Restate, word for word, all of the material shown below.

[Figure dataset records]
--- --- ---

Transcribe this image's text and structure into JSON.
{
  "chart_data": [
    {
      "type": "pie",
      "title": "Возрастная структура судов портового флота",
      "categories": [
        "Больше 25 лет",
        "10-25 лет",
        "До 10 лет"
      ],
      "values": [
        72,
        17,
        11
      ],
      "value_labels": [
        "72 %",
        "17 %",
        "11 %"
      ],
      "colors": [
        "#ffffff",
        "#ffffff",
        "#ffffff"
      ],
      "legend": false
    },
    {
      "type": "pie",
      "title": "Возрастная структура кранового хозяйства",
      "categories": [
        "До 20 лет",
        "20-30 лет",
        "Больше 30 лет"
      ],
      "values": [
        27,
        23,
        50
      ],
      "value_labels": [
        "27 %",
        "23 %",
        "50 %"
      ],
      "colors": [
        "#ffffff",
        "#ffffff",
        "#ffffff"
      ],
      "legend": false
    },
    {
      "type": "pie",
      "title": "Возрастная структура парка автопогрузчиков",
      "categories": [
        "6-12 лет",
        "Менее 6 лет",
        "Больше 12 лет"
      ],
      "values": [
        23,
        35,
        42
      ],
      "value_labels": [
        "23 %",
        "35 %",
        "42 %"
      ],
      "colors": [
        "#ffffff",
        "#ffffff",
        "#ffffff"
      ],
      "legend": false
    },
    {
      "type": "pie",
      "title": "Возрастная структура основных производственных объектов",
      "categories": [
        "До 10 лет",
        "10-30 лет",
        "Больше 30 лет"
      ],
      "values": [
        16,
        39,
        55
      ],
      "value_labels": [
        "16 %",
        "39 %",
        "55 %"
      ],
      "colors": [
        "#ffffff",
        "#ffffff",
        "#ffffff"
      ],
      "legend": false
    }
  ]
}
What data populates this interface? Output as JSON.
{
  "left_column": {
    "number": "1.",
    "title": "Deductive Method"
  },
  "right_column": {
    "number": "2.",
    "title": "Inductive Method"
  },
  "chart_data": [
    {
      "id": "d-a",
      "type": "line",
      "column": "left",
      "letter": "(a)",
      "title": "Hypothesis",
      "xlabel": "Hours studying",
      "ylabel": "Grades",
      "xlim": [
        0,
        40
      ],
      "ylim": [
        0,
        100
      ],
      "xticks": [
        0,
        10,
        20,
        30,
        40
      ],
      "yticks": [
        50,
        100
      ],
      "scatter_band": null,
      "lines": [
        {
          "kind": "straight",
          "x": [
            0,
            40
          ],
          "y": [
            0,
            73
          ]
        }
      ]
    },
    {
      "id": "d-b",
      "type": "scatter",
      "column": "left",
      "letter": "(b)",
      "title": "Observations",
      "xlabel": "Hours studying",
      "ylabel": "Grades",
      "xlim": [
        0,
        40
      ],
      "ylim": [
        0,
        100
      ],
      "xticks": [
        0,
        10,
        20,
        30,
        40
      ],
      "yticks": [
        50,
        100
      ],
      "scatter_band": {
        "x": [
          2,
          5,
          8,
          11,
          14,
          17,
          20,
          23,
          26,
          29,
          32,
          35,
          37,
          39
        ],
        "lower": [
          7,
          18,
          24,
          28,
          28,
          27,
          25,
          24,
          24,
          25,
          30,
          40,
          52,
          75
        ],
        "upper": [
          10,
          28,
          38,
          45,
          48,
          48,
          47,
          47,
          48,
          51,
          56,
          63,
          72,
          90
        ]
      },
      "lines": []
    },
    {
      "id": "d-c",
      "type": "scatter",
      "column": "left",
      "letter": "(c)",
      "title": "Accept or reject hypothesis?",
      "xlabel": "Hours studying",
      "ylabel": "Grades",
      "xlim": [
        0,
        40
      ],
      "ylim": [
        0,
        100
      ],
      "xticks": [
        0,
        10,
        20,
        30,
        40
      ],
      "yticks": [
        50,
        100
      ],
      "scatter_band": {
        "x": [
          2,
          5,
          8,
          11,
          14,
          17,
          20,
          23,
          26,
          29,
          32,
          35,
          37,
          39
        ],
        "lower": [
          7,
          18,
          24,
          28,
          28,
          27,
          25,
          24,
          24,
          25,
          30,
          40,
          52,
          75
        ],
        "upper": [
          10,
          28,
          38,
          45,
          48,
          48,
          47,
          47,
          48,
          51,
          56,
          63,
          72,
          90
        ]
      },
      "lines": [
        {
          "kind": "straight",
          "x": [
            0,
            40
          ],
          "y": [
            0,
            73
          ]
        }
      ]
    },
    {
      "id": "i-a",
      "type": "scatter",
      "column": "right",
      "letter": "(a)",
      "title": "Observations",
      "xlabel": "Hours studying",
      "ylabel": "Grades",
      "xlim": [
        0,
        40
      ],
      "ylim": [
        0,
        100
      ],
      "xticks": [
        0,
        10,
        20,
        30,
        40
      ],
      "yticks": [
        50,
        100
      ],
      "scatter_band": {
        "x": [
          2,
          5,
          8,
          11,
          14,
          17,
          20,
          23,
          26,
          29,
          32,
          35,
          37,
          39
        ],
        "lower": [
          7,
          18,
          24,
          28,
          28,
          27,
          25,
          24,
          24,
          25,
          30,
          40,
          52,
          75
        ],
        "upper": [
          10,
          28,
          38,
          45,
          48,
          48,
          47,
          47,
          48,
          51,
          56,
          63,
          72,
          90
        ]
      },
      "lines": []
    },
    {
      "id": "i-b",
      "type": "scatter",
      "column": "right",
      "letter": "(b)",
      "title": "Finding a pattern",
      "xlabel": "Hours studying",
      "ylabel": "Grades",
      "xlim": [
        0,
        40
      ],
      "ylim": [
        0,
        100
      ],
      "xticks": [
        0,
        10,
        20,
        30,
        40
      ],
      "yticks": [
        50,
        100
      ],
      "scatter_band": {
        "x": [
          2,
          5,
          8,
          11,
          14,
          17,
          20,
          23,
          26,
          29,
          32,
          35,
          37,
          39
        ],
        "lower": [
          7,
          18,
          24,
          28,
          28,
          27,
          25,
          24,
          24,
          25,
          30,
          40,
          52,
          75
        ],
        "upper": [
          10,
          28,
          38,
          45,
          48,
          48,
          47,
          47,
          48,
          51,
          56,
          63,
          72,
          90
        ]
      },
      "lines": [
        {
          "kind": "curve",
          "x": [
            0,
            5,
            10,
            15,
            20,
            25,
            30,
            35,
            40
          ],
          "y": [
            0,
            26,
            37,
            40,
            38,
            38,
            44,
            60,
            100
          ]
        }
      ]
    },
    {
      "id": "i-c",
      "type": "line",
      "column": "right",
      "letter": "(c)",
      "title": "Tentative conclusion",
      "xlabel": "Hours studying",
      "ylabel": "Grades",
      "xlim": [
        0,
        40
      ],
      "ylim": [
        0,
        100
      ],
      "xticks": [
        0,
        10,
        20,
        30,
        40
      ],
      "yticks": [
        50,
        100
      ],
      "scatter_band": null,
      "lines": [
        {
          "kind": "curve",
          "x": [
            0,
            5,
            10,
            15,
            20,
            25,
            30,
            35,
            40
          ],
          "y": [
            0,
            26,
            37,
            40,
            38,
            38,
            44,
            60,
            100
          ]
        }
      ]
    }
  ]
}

--- --- ---

Result of the exercise:
Transcribe this image's text and structure into JSON.
{
  "chart_data": [
    {
      "type": "pie",
      "title": "Возрастная структура судов портового флота",
      "categories": [
        "Больше 25 лет",
        "10-25 лет",
        "До 10 лет"
      ],
      "values": [
        72,
        17,
        11
      ],
      "value_labels": [
        "72 %",
        "17 %",
        "11 %"
      ],
      "colors": [
        "#ffffff",
        "#ffffff",
        "#ffffff"
      ],
      "legend": false
    },
    {
      "type": "pie",
      "title": "Возрастная структура кранового хозяйства",
      "categories": [
        "До 20 лет",
        "20-30 лет",
        "Больше 30 лет"
      ],
      "values": [
        27,
        23,
        50
      ],
      "value_labels": [
        "27 %",
        "23 %",
        "50 %"
      ],
      "colors": [
        "#ffffff",
        "#ffffff",
        "#ffffff"
      ],
      "legend": false
    },
    {
      "type": "pie",
      "title": "Возрастная структура парка автопогрузчиков",
      "categories": [
        "6-12 лет",
        "Менее 6 лет",
        "Больше 12 лет"
      ],
      "values": [
        23,
        35,
        42
      ],
      "value_labels": [
        "23 %",
        "35 %",
        "42 %"
      ],
      "colors": [
        "#ffffff",
        "#ffffff",
        "#ffffff"
      ],
      "legend": false
    },
    {
      "type": "pie",
      "title": "Возрастная структура основных производственных объектов",
      "categories": [
        "До 10 лет",
        "10-30 лет",
        "Больше 30 лет"
      ],
      "values": [
        16,
        39,
        55
      ],
      "value_labels": [
        "16 %",
        "39 %",
        "55 %"
      ],
      "colors": [
        "#ffffff",
        "#ffffff",
        "#ffffff"
      ],
      "legend": false
    }
  ]
}
What data populates this interface? Output as JSON.
{
  "left_column": {
    "number": "1.",
    "title": "Deductive Method"
  },
  "right_column": {
    "number": "2.",
    "title": "Inductive Method"
  },
  "chart_data": [
    {
      "id": "d-a",
      "type": "line",
      "column": "left",
      "letter": "(a)",
      "title": "Hypothesis",
      "xlabel": "Hours studying",
      "ylabel": "Grades",
      "xlim": [
        0,
        40
      ],
      "ylim": [
        0,
        100
      ],
      "xticks": [
        0,
        10,
        20,
        30,
        40
      ],
      "yticks": [
        50,
        100
      ],
      "scatter_band": null,
      "lines": [
        {
          "kind": "straight",
          "x": [
            0,
            40
          ],
          "y": [
            0,
            73
          ]
        }
      ]
    },
    {
      "id": "d-b",
      "type": "scatter",
      "column": "left",
      "letter": "(b)",
      "title": "Observations",
      "xlabel": "Hours studying",
      "ylabel": "Grades",
      "xlim": [
        0,
        40
      ],
      "ylim": [
        0,
        100
      ],
      "xticks": [
        0,
        10,
        20,
        30,
        40
      ],
      "yticks": [
        50,
        100
      ],
      "scatter_band": {
        "x": [
          2,
          5,
          8,
          11,
          14,
          17,
          20,
          23,
          26,
          29,
          32,
          35,
          37,
          39
        ],
        "lower": [
          7,
          18,
          24,
          28,
          28,
          27,
          25,
          24,
          24,
          25,
          30,
          40,
          52,
          75
        ],
        "upper": [
          10,
          28,
          38,
          45,
          48,
          48,
          47,
          47,
          48,
          51,
          56,
          63,
          72,
          90
        ]
      },
      "lines": []
    },
    {
      "id": "d-c",
      "type": "scatter",
      "column": "left",
      "letter": "(c)",
      "title": "Accept or reject hypothesis?",
      "xlabel": "Hours studying",
      "ylabel": "Grades",
      "xlim": [
        0,
        40
      ],
      "ylim": [
        0,
        100
      ],
      "xticks": [
        0,
        10,
        20,
        30,
        40
      ],
      "yticks": [
        50,
        100
      ],
      "scatter_band": {
        "x": [
          2,
          5,
          8,
          11,
          14,
          17,
          20,
          23,
          26,
          29,
          32,
          35,
          37,
          39
        ],
        "lower": [
          7,
          18,
          24,
          28,
          28,
          27,
          25,
          24,
          24,
          25,
          30,
          40,
          52,
          75
        ],
        "upper": [
          10,
          28,
          38,
          45,
          48,
          48,
          47,
          47,
          48,
          51,
          56,
          63,
          72,
          90
        ]
      },
      "lines": [
        {
          "kind": "straight",
          "x": [
            0,
            40
          ],
          "y": [
            0,
            73
          ]
        }
      ]
    },
    {
      "id": "i-a",
      "type": "scatter",
      "column": "right",
      "letter": "(a)",
      "title": "Observations",
      "xlabel": "Hours studying",
      "ylabel": "Grades",
      "xlim": [
        0,
        40
      ],
      "ylim": [
        0,
        100
      ],
      "xticks": [
        0,
        10,
        20,
        30,
        40
      ],
      "yticks": [
        50,
        100
      ],
      "scatter_band": {
        "x": [
          2,
          5,
          8,
          11,
          14,
          17,
          20,
          23,
          26,
          29,
          32,
          35,
          37,
          39
        ],
        "lower": [
          7,
          18,
          24,
          28,
          28,
          27,
          25,
          24,
          24,
          25,
          30,
          40,
          52,
          75
        ],
        "upper": [
          10,
          28,
          38,
          45,
          48,
          48,
          47,
          47,
          48,
          51,
          56,
          63,
          72,
          90
        ]
      },
      "lines": []
    },
    {
      "id": "i-b",
      "type": "scatter",
      "column": "right",
      "letter": "(b)",
      "title": "Finding a pattern",
      "xlabel": "Hours studying",
      "ylabel": "Grades",
      "xlim": [
        0,
        40
      ],
      "ylim": [
        0,
        100
      ],
      "xticks": [
        0,
        10,
        20,
        30,
        40
      ],
      "yticks": [
        50,
        100
      ],
      "scatter_band": {
        "x": [
          2,
          5,
          8,
          11,
          14,
          17,
          20,
          23,
          26,
          29,
          32,
          35,
          37,
          39
        ],
        "lower": [
          7,
          18,
          24,
          28,
          28,
          27,
          25,
          24,
          24,
          25,
          30,
          40,
          52,
          75
        ],
        "upper": [
          10,
          28,
          38,
          45,
          48,
          48,
          47,
          47,
          48,
          51,
          56,
          63,
          72,
          90
        ]
      },
      "lines": [
        {
          "kind": "curve",
          "x": [
            0,
            5,
            10,
            15,
            20,
            25,
            30,
            35,
            40
          ],
          "y": [
            0,
            26,
            37,
            40,
            38,
            38,
            44,
            60,
            100
          ]
        }
      ]
    },
    {
      "id": "i-c",
      "type": "line",
      "column": "right",
      "letter": "(c)",
      "title": "Tentative conclusion",
      "xlabel": "Hours studying",
      "ylabel": "Grades",
      "xlim": [
        0,
        40
      ],
      "ylim": [
        0,
        100
      ],
      "xticks": [
        0,
        10,
        20,
        30,
        40
      ],
      "yticks": [
        50,
        100
      ],
      "scatter_band": null,
      "lines": [
        {
          "kind": "curve",
          "x": [
            0,
            5,
            10,
            15,
            20,
            25,
            30,
            35,
            40
          ],
          "y": [
            0,
            26,
            37,
            40,
            38,
            38,
            44,
            60,
            100
          ]
        }
      ]
    }
  ]
}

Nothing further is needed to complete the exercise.